DIRECTIONS FOR THIS TASK
Search the data for the word "onions" and copy every line that contains it.

--------------------------------

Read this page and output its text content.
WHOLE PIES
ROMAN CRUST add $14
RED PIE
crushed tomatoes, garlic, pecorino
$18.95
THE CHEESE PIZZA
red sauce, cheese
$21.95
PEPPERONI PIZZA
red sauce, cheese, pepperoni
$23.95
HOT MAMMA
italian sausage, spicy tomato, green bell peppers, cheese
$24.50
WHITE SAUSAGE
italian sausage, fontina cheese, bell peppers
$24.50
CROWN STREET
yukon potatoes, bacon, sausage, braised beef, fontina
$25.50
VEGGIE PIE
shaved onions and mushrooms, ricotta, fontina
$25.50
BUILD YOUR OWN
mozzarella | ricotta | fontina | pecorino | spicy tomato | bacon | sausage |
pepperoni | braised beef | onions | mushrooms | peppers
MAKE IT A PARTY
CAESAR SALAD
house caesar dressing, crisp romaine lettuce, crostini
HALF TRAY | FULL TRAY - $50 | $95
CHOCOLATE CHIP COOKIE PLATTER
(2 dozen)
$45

--------------------------------

SOLUTION TO THIS PROBLEM
shaved onions and mushrooms, ricotta, fontina
pepperoni | braised beef | onions | mushrooms | peppers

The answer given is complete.